Go through the material below and report how many lines contain "Értékesítési". Give only the number.

Dataset items:

........

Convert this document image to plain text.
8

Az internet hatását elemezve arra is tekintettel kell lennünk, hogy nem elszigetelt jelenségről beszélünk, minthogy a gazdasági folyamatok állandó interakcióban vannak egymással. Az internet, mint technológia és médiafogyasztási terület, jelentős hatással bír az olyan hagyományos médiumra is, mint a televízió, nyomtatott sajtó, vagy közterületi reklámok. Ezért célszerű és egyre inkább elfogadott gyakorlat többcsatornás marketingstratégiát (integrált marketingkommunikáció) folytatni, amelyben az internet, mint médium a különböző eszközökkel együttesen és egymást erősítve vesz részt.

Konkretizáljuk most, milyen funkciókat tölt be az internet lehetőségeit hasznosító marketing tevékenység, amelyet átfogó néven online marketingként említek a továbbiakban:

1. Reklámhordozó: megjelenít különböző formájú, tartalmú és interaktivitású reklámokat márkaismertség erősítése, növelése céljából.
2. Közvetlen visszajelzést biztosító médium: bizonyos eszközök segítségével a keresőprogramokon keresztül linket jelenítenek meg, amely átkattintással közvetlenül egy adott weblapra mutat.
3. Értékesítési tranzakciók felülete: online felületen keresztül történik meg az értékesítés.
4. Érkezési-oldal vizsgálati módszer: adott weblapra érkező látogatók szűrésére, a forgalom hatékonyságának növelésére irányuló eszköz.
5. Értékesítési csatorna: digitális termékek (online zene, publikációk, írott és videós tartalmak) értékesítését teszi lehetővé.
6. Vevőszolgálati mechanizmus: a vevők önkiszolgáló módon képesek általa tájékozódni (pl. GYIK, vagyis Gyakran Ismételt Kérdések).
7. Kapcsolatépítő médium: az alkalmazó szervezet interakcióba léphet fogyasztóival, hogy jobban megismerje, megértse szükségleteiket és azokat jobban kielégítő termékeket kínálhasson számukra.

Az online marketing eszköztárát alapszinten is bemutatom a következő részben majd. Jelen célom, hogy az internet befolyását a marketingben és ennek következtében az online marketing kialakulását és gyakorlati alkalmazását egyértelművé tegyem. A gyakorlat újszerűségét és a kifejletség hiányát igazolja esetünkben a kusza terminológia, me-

........

▶ [Result] 2